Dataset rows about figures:
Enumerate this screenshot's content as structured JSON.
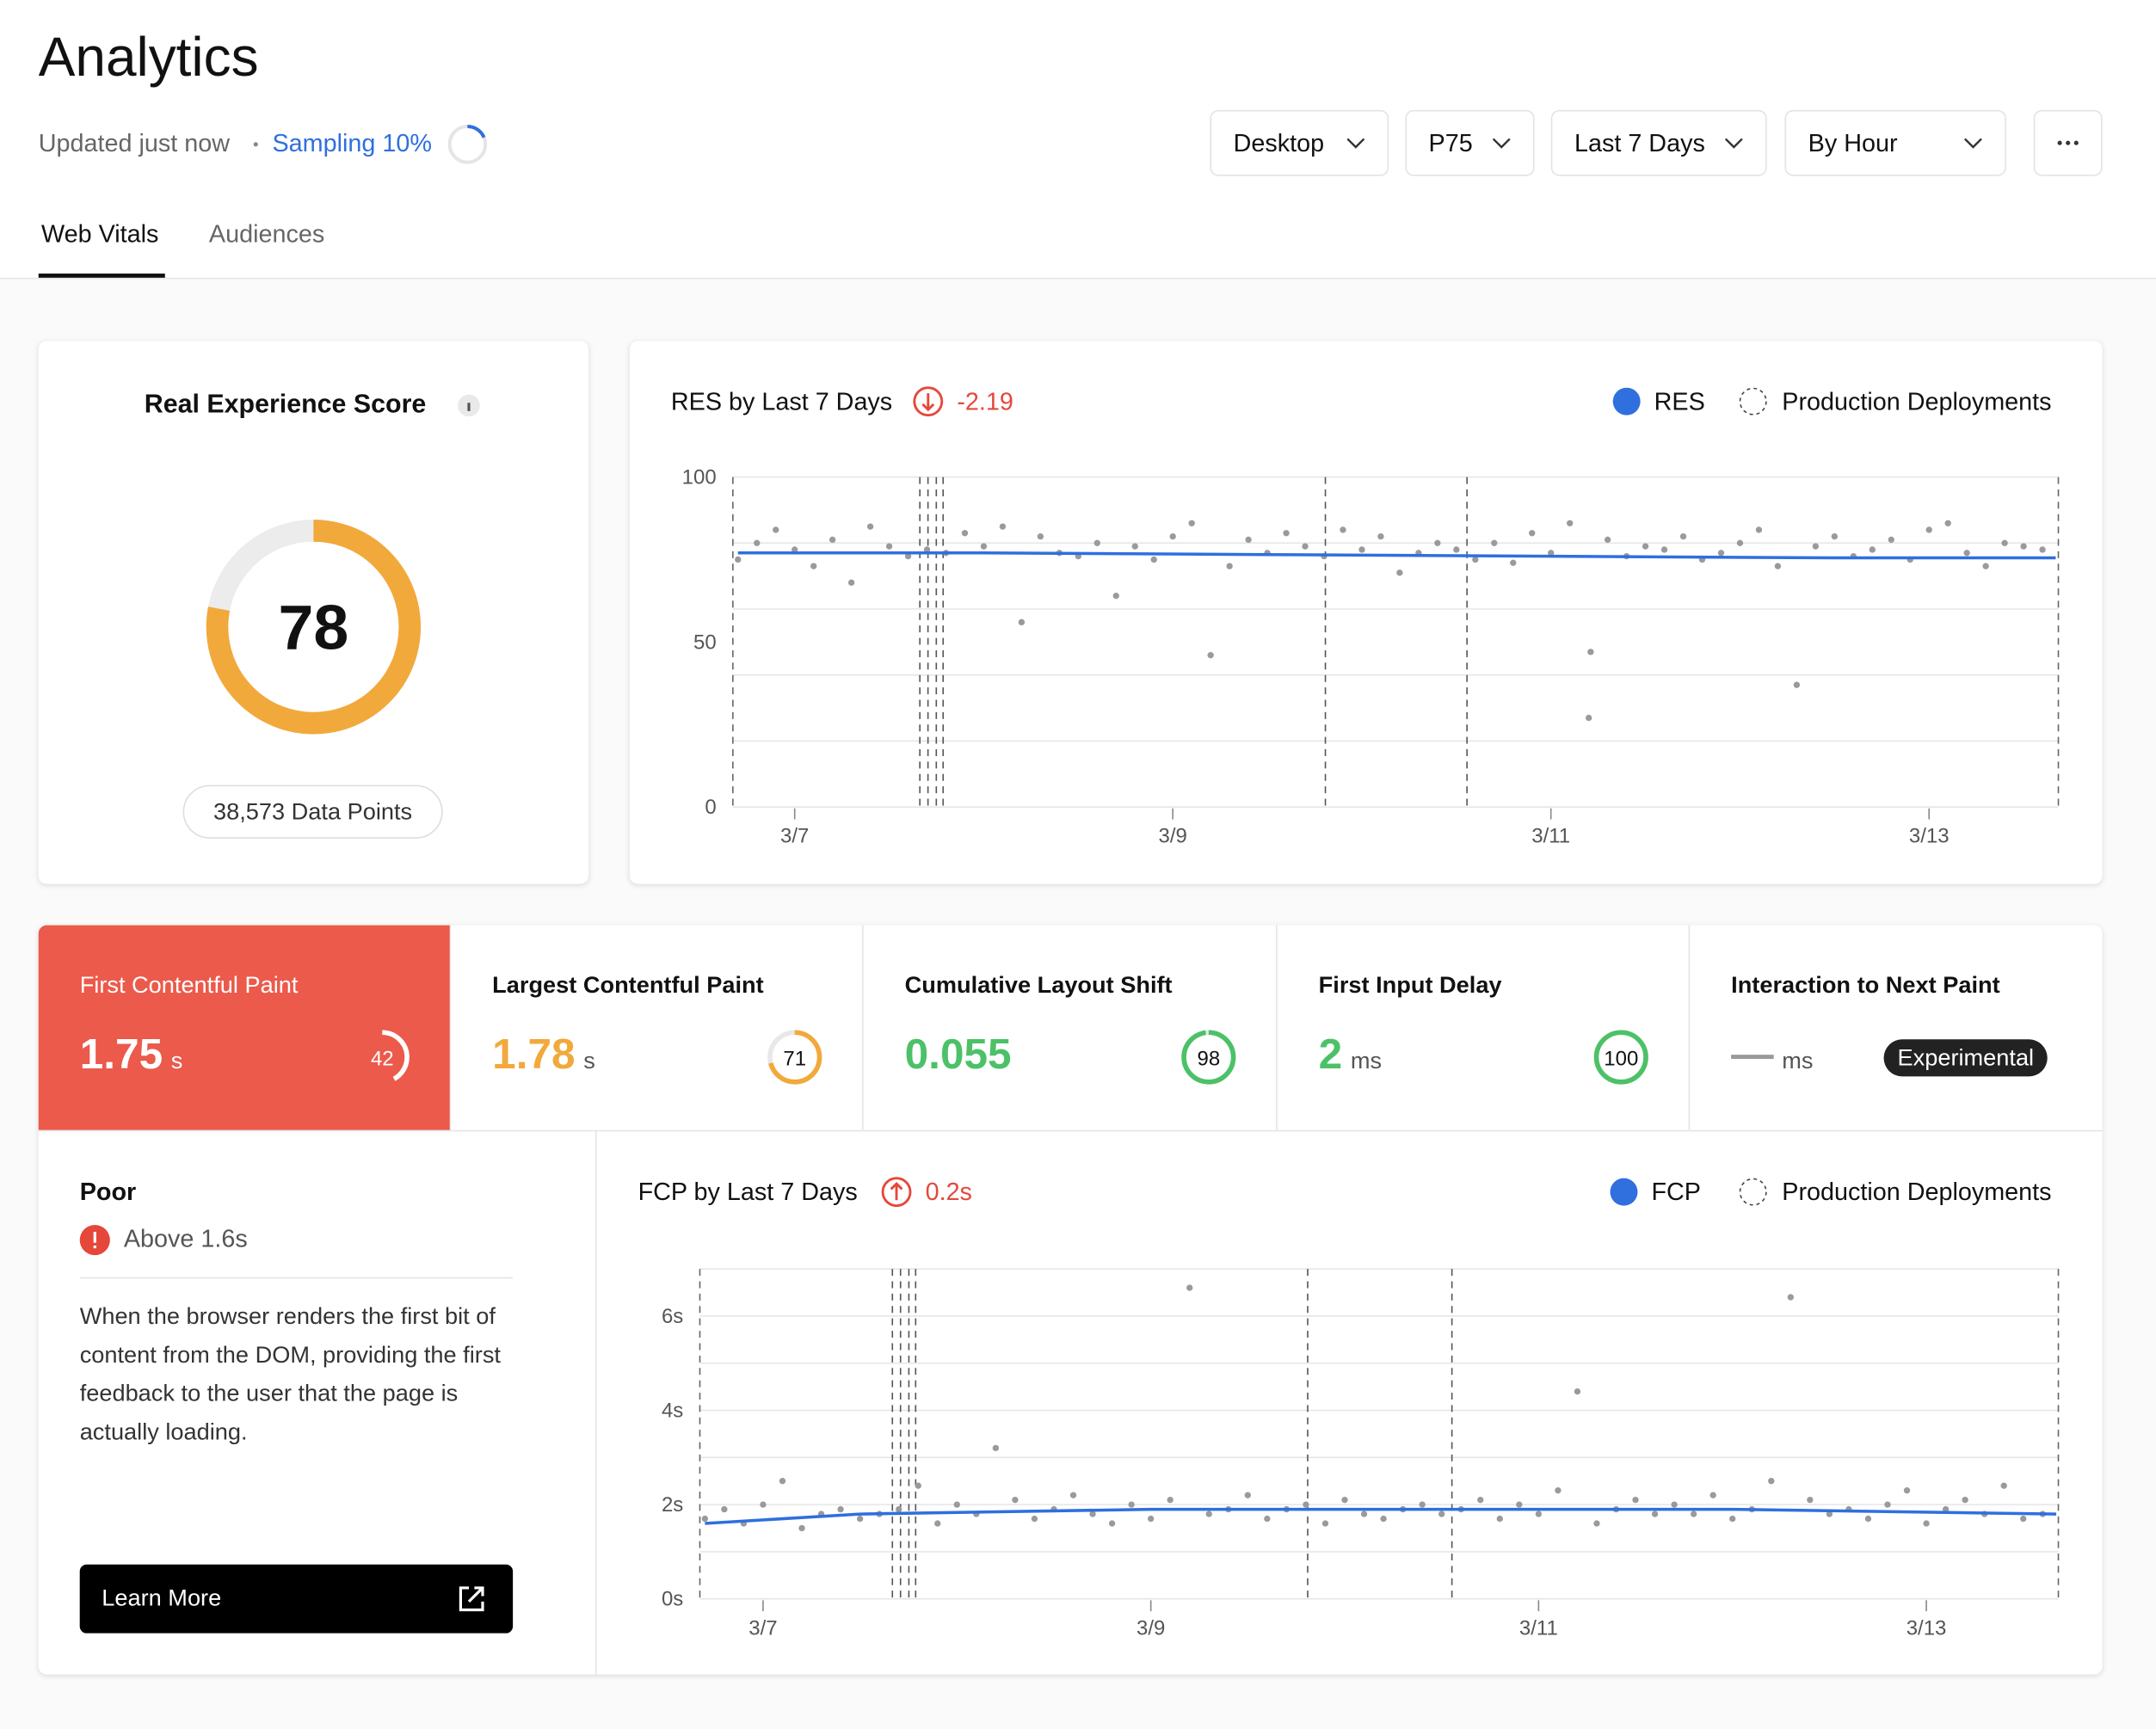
{
  "header": {
    "title": "Analytics",
    "status": "Updated just now",
    "sampling": "Sampling 10%"
  },
  "filters": [
    "Desktop",
    "P75",
    "Last 7 Days",
    "By Hour"
  ],
  "tabs": [
    "Web Vitals",
    "Audiences"
  ],
  "score_card": {
    "title": "Real Experience Score",
    "score": 78,
    "color": "#f2a93b",
    "data_points": "38,573 Data Points"
  },
  "res_chart": {
    "type": "scatter",
    "title": "RES by Last 7 Days",
    "change": -2.19,
    "xlim": [
      6.673,
      13.684
    ],
    "ylim": [
      0,
      100
    ],
    "xticks": [
      {
        "value": 7,
        "label": "3/7"
      },
      {
        "value": 9,
        "label": "3/9"
      },
      {
        "value": 11,
        "label": "3/11"
      },
      {
        "value": 13,
        "label": "3/13"
      }
    ],
    "yticks": [
      0,
      50,
      100
    ],
    "ygrid": [
      0,
      20,
      40,
      60,
      80,
      100
    ],
    "trend": {
      "name": "RES",
      "color": "#2f6fde",
      "x": [
        6.7,
        8,
        9.5,
        11,
        12.5,
        13.67
      ],
      "values": [
        77,
        77,
        76.5,
        76,
        75.5,
        75.5
      ]
    },
    "deployments": {
      "name": "Production Deployments",
      "x": [
        7.662,
        7.705,
        7.749,
        7.785,
        9.807,
        10.556
      ]
    },
    "points": {
      "color": "#9a9a9a",
      "x": [
        6.7,
        6.8,
        6.9,
        7.0,
        7.1,
        7.2,
        7.3,
        7.4,
        7.5,
        7.6,
        7.7,
        7.8,
        7.9,
        8.0,
        8.1,
        8.2,
        8.3,
        8.4,
        8.5,
        8.6,
        8.7,
        8.8,
        8.9,
        9.0,
        9.1,
        9.2,
        9.3,
        9.4,
        9.5,
        9.6,
        9.7,
        9.8,
        9.9,
        10.0,
        10.1,
        10.2,
        10.3,
        10.4,
        10.5,
        10.6,
        10.7,
        10.8,
        10.9,
        11.0,
        11.1,
        11.2,
        11.3,
        11.4,
        11.5,
        11.6,
        11.7,
        11.8,
        11.9,
        12.0,
        12.1,
        12.2,
        12.3,
        12.4,
        12.5,
        12.6,
        12.7,
        12.8,
        12.9,
        13.0,
        13.1,
        13.2,
        13.3,
        13.4,
        13.5,
        13.6,
        11.21
      ],
      "values": [
        75,
        80,
        84,
        78,
        73,
        81,
        68,
        85,
        79,
        76,
        78,
        77,
        83,
        79,
        85,
        56,
        82,
        77,
        76,
        80,
        64,
        79,
        75,
        82,
        86,
        46,
        73,
        81,
        77,
        83,
        79,
        76,
        84,
        78,
        82,
        71,
        77,
        80,
        78,
        75,
        80,
        74,
        83,
        77,
        86,
        27,
        81,
        76,
        79,
        78,
        82,
        75,
        77,
        80,
        84,
        73,
        37,
        79,
        82,
        76,
        78,
        81,
        75,
        84,
        86,
        77,
        73,
        80,
        79,
        78,
        47
      ]
    }
  },
  "metrics": [
    {
      "name": "First Contentful Paint",
      "value": 1.75,
      "unit": "s",
      "score": 42,
      "color": "#ffffff"
    },
    {
      "name": "Largest Contentful Paint",
      "value": 1.78,
      "unit": "s",
      "score": 71,
      "color": "#f2a93b"
    },
    {
      "name": "Cumulative Layout Shift",
      "value": 0.055,
      "score": 98,
      "color": "#4cc168"
    },
    {
      "name": "First Input Delay",
      "value": 2,
      "unit": "ms",
      "score": 100,
      "color": "#4cc168"
    },
    {
      "name": "Interaction to Next Paint",
      "value": "—",
      "unit": "ms",
      "badge": "Experimental",
      "color": "#9a9a9a"
    }
  ],
  "detail": {
    "rating": "Poor",
    "threshold": "Above 1.6s",
    "description": "When the browser renders the first bit of content from the DOM, providing the first feedback to the user that the page is actually loading.",
    "button": "Learn More"
  },
  "fcp_chart": {
    "type": "scatter",
    "title": "FCP by Last 7 Days",
    "change": {
      "value": 0.2,
      "label": "0.2s"
    },
    "xlim": [
      6.674,
      13.681
    ],
    "ylim": [
      0,
      7
    ],
    "xticks": [
      {
        "value": 7,
        "label": "3/7"
      },
      {
        "value": 9,
        "label": "3/9"
      },
      {
        "value": 11,
        "label": "3/11"
      },
      {
        "value": 13,
        "label": "3/13"
      }
    ],
    "yticks": [
      {
        "value": 0,
        "label": "0s"
      },
      {
        "value": 2,
        "label": "2s"
      },
      {
        "value": 4,
        "label": "4s"
      },
      {
        "value": 6,
        "label": "6s"
      }
    ],
    "ygrid": [
      0,
      1,
      2,
      3,
      4,
      5,
      6,
      7
    ],
    "trend": {
      "name": "FCP",
      "color": "#2f6fde",
      "x": [
        6.7,
        7.5,
        9,
        10.5,
        12,
        13.67
      ],
      "values": [
        1.6,
        1.8,
        1.9,
        1.9,
        1.9,
        1.8
      ]
    },
    "deployments": {
      "name": "Production Deployments",
      "x": [
        7.667,
        7.709,
        7.752,
        7.787,
        9.809,
        10.553
      ]
    },
    "points": {
      "color": "#9a9a9a",
      "x": [
        6.7,
        6.8,
        6.9,
        7.0,
        7.1,
        7.2,
        7.3,
        7.4,
        7.5,
        7.6,
        7.7,
        7.8,
        7.9,
        8.0,
        8.1,
        8.2,
        8.3,
        8.4,
        8.5,
        8.6,
        8.7,
        8.8,
        8.9,
        9.0,
        9.1,
        9.2,
        9.3,
        9.4,
        9.5,
        9.6,
        9.7,
        9.8,
        9.9,
        10.0,
        10.1,
        10.2,
        10.3,
        10.4,
        10.5,
        10.6,
        10.7,
        10.8,
        10.9,
        11.0,
        11.1,
        11.2,
        11.3,
        11.4,
        11.5,
        11.6,
        11.7,
        11.8,
        11.9,
        12.0,
        12.1,
        12.2,
        12.3,
        12.4,
        12.5,
        12.6,
        12.7,
        12.8,
        12.9,
        13.0,
        13.1,
        13.2,
        13.3,
        13.4,
        13.5,
        13.6
      ],
      "values": [
        1.7,
        1.9,
        1.6,
        2.0,
        2.5,
        1.5,
        1.8,
        1.9,
        1.7,
        1.8,
        1.9,
        2.4,
        1.6,
        2.0,
        1.8,
        3.2,
        2.1,
        1.7,
        1.9,
        2.2,
        1.8,
        1.6,
        2.0,
        1.7,
        2.1,
        6.6,
        1.8,
        1.9,
        2.2,
        1.7,
        1.9,
        2.0,
        1.6,
        2.1,
        1.8,
        1.7,
        1.9,
        2.0,
        1.8,
        1.9,
        2.1,
        1.7,
        2.0,
        1.8,
        2.3,
        4.4,
        1.6,
        1.9,
        2.1,
        1.8,
        2.0,
        1.8,
        2.2,
        1.7,
        1.9,
        2.5,
        6.4,
        2.1,
        1.8,
        1.9,
        1.7,
        2.0,
        2.3,
        1.6,
        1.9,
        2.1,
        1.8,
        2.4,
        1.7,
        1.8
      ]
    }
  }
}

Work to complete: Go through the data above and transcribe it in full, omitting any image.

Task response:
Enumerate this screenshot's content as structured JSON.
{
  "header": {
    "title": "Analytics",
    "status": "Updated just now",
    "sampling": "Sampling 10%"
  },
  "filters": [
    "Desktop",
    "P75",
    "Last 7 Days",
    "By Hour"
  ],
  "tabs": [
    "Web Vitals",
    "Audiences"
  ],
  "score_card": {
    "title": "Real Experience Score",
    "score": 78,
    "color": "#f2a93b",
    "data_points": "38,573 Data Points"
  },
  "res_chart": {
    "type": "scatter",
    "title": "RES by Last 7 Days",
    "change": -2.19,
    "xlim": [
      6.673,
      13.684
    ],
    "ylim": [
      0,
      100
    ],
    "xticks": [
      {
        "value": 7,
        "label": "3/7"
      },
      {
        "value": 9,
        "label": "3/9"
      },
      {
        "value": 11,
        "label": "3/11"
      },
      {
        "value": 13,
        "label": "3/13"
      }
    ],
    "yticks": [
      0,
      50,
      100
    ],
    "ygrid": [
      0,
      20,
      40,
      60,
      80,
      100
    ],
    "trend": {
      "name": "RES",
      "color": "#2f6fde",
      "x": [
        6.7,
        8,
        9.5,
        11,
        12.5,
        13.67
      ],
      "values": [
        77,
        77,
        76.5,
        76,
        75.5,
        75.5
      ]
    },
    "deployments": {
      "name": "Production Deployments",
      "x": [
        7.662,
        7.705,
        7.749,
        7.785,
        9.807,
        10.556
      ]
    },
    "points": {
      "color": "#9a9a9a",
      "x": [
        6.7,
        6.8,
        6.9,
        7.0,
        7.1,
        7.2,
        7.3,
        7.4,
        7.5,
        7.6,
        7.7,
        7.8,
        7.9,
        8.0,
        8.1,
        8.2,
        8.3,
        8.4,
        8.5,
        8.6,
        8.7,
        8.8,
        8.9,
        9.0,
        9.1,
        9.2,
        9.3,
        9.4,
        9.5,
        9.6,
        9.7,
        9.8,
        9.9,
        10.0,
        10.1,
        10.2,
        10.3,
        10.4,
        10.5,
        10.6,
        10.7,
        10.8,
        10.9,
        11.0,
        11.1,
        11.2,
        11.3,
        11.4,
        11.5,
        11.6,
        11.7,
        11.8,
        11.9,
        12.0,
        12.1,
        12.2,
        12.3,
        12.4,
        12.5,
        12.6,
        12.7,
        12.8,
        12.9,
        13.0,
        13.1,
        13.2,
        13.3,
        13.4,
        13.5,
        13.6,
        11.21
      ],
      "values": [
        75,
        80,
        84,
        78,
        73,
        81,
        68,
        85,
        79,
        76,
        78,
        77,
        83,
        79,
        85,
        56,
        82,
        77,
        76,
        80,
        64,
        79,
        75,
        82,
        86,
        46,
        73,
        81,
        77,
        83,
        79,
        76,
        84,
        78,
        82,
        71,
        77,
        80,
        78,
        75,
        80,
        74,
        83,
        77,
        86,
        27,
        81,
        76,
        79,
        78,
        82,
        75,
        77,
        80,
        84,
        73,
        37,
        79,
        82,
        76,
        78,
        81,
        75,
        84,
        86,
        77,
        73,
        80,
        79,
        78,
        47
      ]
    }
  },
  "metrics": [
    {
      "name": "First Contentful Paint",
      "value": 1.75,
      "unit": "s",
      "score": 42,
      "color": "#ffffff"
    },
    {
      "name": "Largest Contentful Paint",
      "value": 1.78,
      "unit": "s",
      "score": 71,
      "color": "#f2a93b"
    },
    {
      "name": "Cumulative Layout Shift",
      "value": 0.055,
      "score": 98,
      "color": "#4cc168"
    },
    {
      "name": "First Input Delay",
      "value": 2,
      "unit": "ms",
      "score": 100,
      "color": "#4cc168"
    },
    {
      "name": "Interaction to Next Paint",
      "value": "—",
      "unit": "ms",
      "badge": "Experimental",
      "color": "#9a9a9a"
    }
  ],
  "detail": {
    "rating": "Poor",
    "threshold": "Above 1.6s",
    "description": "When the browser renders the first bit of content from the DOM, providing the first feedback to the user that the page is actually loading.",
    "button": "Learn More"
  },
  "fcp_chart": {
    "type": "scatter",
    "title": "FCP by Last 7 Days",
    "change": {
      "value": 0.2,
      "label": "0.2s"
    },
    "xlim": [
      6.674,
      13.681
    ],
    "ylim": [
      0,
      7
    ],
    "xticks": [
      {
        "value": 7,
        "label": "3/7"
      },
      {
        "value": 9,
        "label": "3/9"
      },
      {
        "value": 11,
        "label": "3/11"
      },
      {
        "value": 13,
        "label": "3/13"
      }
    ],
    "yticks": [
      {
        "value": 0,
        "label": "0s"
      },
      {
        "value": 2,
        "label": "2s"
      },
      {
        "value": 4,
        "label": "4s"
      },
      {
        "value": 6,
        "label": "6s"
      }
    ],
    "ygrid": [
      0,
      1,
      2,
      3,
      4,
      5,
      6,
      7
    ],
    "trend": {
      "name": "FCP",
      "color": "#2f6fde",
      "x": [
        6.7,
        7.5,
        9,
        10.5,
        12,
        13.67
      ],
      "values": [
        1.6,
        1.8,
        1.9,
        1.9,
        1.9,
        1.8
      ]
    },
    "deployments": {
      "name": "Production Deployments",
      "x": [
        7.667,
        7.709,
        7.752,
        7.787,
        9.809,
        10.553
      ]
    },
    "points": {
      "color": "#9a9a9a",
      "x": [
        6.7,
        6.8,
        6.9,
        7.0,
        7.1,
        7.2,
        7.3,
        7.4,
        7.5,
        7.6,
        7.7,
        7.8,
        7.9,
        8.0,
        8.1,
        8.2,
        8.3,
        8.4,
        8.5,
        8.6,
        8.7,
        8.8,
        8.9,
        9.0,
        9.1,
        9.2,
        9.3,
        9.4,
        9.5,
        9.6,
        9.7,
        9.8,
        9.9,
        10.0,
        10.1,
        10.2,
        10.3,
        10.4,
        10.5,
        10.6,
        10.7,
        10.8,
        10.9,
        11.0,
        11.1,
        11.2,
        11.3,
        11.4,
        11.5,
        11.6,
        11.7,
        11.8,
        11.9,
        12.0,
        12.1,
        12.2,
        12.3,
        12.4,
        12.5,
        12.6,
        12.7,
        12.8,
        12.9,
        13.0,
        13.1,
        13.2,
        13.3,
        13.4,
        13.5,
        13.6
      ],
      "values": [
        1.7,
        1.9,
        1.6,
        2.0,
        2.5,
        1.5,
        1.8,
        1.9,
        1.7,
        1.8,
        1.9,
        2.4,
        1.6,
        2.0,
        1.8,
        3.2,
        2.1,
        1.7,
        1.9,
        2.2,
        1.8,
        1.6,
        2.0,
        1.7,
        2.1,
        6.6,
        1.8,
        1.9,
        2.2,
        1.7,
        1.9,
        2.0,
        1.6,
        2.1,
        1.8,
        1.7,
        1.9,
        2.0,
        1.8,
        1.9,
        2.1,
        1.7,
        2.0,
        1.8,
        2.3,
        4.4,
        1.6,
        1.9,
        2.1,
        1.8,
        2.0,
        1.8,
        2.2,
        1.7,
        1.9,
        2.5,
        6.4,
        2.1,
        1.8,
        1.9,
        1.7,
        2.0,
        2.3,
        1.6,
        1.9,
        2.1,
        1.8,
        2.4,
        1.7,
        1.8
      ]
    }
  }
}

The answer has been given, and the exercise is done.